### Data
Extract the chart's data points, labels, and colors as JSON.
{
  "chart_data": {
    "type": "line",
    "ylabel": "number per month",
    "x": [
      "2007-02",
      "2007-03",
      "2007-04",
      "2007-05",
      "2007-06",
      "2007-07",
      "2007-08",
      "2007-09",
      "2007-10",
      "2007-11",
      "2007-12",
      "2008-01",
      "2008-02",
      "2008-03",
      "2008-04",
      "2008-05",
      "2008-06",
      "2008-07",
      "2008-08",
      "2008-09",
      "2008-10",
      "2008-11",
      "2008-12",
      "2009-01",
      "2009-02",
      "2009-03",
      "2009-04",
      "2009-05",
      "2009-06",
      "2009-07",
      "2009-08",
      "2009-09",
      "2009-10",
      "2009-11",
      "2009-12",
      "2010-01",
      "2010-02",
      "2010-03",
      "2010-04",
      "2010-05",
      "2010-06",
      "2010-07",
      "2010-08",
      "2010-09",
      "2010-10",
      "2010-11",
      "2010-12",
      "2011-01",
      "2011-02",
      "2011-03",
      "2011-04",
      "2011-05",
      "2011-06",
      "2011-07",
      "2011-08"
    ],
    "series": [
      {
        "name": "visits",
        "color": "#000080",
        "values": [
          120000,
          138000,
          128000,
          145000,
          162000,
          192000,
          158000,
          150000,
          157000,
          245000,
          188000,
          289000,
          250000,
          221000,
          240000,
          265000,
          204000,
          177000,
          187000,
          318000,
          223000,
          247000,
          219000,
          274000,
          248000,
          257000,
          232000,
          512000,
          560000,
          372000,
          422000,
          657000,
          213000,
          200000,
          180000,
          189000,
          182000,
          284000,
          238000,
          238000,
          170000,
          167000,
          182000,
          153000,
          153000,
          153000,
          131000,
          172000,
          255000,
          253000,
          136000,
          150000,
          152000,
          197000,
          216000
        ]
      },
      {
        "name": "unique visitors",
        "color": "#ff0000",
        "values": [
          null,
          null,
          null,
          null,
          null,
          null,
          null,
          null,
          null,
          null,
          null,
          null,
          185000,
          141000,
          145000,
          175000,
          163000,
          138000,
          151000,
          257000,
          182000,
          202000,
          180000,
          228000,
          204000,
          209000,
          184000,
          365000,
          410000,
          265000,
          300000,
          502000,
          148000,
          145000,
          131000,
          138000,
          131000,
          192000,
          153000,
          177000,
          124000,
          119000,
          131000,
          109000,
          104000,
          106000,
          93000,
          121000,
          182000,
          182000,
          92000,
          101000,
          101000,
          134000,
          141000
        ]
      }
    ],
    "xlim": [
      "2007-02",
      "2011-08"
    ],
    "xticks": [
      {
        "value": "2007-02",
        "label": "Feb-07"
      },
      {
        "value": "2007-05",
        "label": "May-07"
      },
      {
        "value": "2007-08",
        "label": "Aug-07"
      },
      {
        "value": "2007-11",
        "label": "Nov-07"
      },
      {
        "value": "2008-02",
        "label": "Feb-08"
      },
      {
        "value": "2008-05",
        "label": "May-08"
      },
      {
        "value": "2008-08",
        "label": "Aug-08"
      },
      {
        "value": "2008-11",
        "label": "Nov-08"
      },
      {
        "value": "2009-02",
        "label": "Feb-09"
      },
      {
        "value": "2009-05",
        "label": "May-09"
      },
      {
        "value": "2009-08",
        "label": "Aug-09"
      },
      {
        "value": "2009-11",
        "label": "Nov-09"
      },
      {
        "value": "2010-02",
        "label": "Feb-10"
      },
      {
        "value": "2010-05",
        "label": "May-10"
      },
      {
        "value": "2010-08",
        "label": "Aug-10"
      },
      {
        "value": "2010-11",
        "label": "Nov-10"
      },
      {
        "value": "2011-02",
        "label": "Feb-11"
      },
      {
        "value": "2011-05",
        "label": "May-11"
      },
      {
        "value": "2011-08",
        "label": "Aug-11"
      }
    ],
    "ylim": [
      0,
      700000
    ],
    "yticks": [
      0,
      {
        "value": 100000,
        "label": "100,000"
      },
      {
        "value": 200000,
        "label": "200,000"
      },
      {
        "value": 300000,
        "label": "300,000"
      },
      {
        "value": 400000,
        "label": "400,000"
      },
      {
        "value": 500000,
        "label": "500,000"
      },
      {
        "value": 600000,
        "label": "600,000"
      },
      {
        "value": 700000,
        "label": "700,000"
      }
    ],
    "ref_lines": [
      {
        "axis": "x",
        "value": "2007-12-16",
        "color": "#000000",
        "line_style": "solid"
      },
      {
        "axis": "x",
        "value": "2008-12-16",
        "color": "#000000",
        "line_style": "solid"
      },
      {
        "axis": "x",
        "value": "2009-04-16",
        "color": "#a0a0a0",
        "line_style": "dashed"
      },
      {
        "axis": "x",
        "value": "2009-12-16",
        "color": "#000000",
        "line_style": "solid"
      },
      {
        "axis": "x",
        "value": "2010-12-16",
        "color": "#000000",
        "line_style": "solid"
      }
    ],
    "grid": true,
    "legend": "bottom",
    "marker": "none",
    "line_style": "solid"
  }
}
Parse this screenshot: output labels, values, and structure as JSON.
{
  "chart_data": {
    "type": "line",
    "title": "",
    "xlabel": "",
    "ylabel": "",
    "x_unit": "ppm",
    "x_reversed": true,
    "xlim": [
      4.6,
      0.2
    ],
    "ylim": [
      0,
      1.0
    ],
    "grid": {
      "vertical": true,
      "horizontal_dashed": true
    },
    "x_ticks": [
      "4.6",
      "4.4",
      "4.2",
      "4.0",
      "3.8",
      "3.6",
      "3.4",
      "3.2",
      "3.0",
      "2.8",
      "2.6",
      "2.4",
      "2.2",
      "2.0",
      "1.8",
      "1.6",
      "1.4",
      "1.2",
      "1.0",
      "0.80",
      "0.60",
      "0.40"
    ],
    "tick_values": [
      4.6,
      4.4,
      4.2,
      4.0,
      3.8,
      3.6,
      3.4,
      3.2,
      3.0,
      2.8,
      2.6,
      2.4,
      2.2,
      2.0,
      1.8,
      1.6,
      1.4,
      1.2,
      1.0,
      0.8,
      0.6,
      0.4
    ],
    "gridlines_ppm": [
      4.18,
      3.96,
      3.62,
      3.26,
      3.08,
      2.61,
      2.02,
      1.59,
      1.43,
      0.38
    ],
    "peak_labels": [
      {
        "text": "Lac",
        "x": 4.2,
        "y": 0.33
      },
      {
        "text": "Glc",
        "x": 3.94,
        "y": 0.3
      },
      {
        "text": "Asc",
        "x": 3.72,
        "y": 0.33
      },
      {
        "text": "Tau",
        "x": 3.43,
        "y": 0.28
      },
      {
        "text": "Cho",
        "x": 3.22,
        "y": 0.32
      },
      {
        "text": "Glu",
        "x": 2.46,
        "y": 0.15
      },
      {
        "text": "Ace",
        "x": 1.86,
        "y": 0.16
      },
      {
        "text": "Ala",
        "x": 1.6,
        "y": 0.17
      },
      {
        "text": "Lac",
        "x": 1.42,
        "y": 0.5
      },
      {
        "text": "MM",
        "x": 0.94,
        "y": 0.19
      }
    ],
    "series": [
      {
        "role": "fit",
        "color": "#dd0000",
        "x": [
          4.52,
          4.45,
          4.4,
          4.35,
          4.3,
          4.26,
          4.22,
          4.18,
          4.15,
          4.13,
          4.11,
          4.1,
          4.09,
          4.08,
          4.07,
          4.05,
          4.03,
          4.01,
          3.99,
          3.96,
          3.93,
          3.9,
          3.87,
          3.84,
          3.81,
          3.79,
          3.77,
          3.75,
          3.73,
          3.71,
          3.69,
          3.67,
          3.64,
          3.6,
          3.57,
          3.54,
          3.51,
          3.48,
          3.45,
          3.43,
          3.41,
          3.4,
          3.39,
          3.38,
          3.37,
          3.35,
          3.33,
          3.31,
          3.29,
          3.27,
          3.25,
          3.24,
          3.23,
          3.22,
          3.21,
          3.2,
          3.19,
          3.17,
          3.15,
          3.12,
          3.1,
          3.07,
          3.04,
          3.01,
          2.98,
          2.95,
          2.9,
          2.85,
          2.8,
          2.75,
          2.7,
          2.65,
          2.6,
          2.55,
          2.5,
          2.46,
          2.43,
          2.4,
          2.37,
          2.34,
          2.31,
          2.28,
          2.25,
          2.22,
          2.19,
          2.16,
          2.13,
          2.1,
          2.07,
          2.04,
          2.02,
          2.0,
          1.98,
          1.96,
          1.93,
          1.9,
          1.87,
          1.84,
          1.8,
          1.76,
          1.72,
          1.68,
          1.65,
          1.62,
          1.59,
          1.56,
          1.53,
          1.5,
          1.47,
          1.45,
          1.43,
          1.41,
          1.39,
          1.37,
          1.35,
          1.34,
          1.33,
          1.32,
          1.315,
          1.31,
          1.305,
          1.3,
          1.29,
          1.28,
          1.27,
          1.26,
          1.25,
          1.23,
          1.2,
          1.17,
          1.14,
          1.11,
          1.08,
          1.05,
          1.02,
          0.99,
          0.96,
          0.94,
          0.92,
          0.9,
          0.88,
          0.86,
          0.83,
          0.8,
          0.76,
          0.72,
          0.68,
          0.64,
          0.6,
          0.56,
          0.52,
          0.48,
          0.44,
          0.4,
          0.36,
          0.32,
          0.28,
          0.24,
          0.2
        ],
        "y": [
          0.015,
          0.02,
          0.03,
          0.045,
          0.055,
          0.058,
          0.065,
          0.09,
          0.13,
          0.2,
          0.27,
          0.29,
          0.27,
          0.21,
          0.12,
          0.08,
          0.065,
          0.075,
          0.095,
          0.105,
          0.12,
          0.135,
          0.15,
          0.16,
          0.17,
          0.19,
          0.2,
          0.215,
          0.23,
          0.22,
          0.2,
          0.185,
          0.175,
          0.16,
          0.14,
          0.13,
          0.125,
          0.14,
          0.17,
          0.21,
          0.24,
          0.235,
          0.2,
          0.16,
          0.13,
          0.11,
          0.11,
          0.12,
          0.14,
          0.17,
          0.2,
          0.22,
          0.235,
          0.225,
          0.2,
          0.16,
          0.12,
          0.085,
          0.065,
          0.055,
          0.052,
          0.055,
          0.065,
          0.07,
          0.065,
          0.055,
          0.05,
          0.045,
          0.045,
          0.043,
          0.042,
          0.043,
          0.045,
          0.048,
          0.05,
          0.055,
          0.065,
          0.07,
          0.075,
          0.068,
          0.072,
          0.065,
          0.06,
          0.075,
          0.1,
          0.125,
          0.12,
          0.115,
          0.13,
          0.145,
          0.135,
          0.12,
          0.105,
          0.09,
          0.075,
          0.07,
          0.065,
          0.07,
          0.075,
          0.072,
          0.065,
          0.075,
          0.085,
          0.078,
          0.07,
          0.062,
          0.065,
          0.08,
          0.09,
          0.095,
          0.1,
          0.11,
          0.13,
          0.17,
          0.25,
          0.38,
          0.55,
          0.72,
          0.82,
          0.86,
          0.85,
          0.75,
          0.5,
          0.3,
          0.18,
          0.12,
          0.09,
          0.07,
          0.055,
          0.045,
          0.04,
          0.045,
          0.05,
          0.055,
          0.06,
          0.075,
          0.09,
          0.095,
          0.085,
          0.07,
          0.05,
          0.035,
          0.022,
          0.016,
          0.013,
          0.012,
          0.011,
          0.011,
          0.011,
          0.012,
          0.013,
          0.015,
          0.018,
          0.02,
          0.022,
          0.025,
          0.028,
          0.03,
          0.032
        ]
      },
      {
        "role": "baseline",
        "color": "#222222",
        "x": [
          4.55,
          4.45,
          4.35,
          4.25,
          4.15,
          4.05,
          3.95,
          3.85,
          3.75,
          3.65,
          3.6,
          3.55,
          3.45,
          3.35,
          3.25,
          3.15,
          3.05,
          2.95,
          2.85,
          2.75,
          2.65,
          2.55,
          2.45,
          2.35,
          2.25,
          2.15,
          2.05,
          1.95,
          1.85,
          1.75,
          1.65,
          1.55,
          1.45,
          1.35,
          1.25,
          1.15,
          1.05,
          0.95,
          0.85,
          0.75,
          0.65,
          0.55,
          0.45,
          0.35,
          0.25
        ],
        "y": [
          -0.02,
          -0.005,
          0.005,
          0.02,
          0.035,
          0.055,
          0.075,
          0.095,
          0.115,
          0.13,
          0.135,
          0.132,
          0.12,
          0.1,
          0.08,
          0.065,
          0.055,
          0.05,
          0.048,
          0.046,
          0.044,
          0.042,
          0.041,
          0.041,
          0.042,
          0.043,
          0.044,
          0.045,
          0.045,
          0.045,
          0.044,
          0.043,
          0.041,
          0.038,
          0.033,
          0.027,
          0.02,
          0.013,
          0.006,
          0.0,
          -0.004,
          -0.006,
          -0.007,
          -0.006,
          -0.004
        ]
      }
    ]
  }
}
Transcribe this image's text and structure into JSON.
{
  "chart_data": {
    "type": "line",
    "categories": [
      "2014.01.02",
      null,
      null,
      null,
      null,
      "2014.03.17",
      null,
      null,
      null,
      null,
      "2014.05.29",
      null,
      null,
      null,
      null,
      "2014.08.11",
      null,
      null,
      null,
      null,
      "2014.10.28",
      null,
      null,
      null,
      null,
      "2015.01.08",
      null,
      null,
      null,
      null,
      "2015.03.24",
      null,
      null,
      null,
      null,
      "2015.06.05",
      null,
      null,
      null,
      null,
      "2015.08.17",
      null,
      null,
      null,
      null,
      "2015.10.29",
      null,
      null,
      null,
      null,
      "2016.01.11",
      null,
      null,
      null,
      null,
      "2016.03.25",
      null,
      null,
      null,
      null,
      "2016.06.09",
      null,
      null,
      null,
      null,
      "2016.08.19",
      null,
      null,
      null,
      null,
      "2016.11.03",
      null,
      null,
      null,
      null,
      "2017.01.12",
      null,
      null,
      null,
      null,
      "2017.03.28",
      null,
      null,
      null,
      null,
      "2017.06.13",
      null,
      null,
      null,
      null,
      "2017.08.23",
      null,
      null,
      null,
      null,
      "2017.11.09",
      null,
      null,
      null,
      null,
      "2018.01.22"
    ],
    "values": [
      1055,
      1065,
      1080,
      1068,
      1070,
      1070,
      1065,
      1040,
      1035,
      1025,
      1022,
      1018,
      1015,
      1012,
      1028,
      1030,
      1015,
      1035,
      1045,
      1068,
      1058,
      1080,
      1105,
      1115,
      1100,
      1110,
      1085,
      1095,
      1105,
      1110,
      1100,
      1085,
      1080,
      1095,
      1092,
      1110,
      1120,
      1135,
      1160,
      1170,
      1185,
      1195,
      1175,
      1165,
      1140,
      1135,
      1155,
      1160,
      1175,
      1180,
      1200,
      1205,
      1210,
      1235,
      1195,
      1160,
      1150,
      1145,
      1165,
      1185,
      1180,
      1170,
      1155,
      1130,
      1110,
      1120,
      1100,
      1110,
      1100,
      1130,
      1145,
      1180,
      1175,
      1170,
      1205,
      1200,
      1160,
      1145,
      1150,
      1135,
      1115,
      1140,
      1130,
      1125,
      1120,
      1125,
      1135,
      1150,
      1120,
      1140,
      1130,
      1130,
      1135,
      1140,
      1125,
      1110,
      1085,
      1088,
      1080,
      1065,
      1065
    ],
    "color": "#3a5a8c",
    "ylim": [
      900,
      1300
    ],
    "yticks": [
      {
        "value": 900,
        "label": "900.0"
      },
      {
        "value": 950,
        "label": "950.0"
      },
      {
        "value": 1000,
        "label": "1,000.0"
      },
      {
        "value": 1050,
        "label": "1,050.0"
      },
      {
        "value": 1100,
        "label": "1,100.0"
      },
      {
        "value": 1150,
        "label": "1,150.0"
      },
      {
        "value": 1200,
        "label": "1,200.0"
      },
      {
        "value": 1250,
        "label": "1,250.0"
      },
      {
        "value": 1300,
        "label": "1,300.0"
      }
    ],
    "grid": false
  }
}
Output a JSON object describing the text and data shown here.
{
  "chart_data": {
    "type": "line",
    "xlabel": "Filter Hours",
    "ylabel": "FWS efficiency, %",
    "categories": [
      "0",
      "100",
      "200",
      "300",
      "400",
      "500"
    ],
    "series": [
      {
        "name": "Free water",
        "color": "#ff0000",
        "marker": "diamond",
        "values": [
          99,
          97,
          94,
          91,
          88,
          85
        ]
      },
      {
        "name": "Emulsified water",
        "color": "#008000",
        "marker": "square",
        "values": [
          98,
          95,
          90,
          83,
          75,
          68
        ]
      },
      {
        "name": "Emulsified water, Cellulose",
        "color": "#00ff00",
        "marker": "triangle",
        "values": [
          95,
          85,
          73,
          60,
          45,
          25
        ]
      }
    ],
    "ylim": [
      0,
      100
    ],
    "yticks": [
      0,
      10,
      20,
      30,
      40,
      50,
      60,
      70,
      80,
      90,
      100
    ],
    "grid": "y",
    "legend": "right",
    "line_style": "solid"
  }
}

### Task instructions
From the data above, count the lines where "structure" occurs and give that figure and nothing else.

### Exercise result
2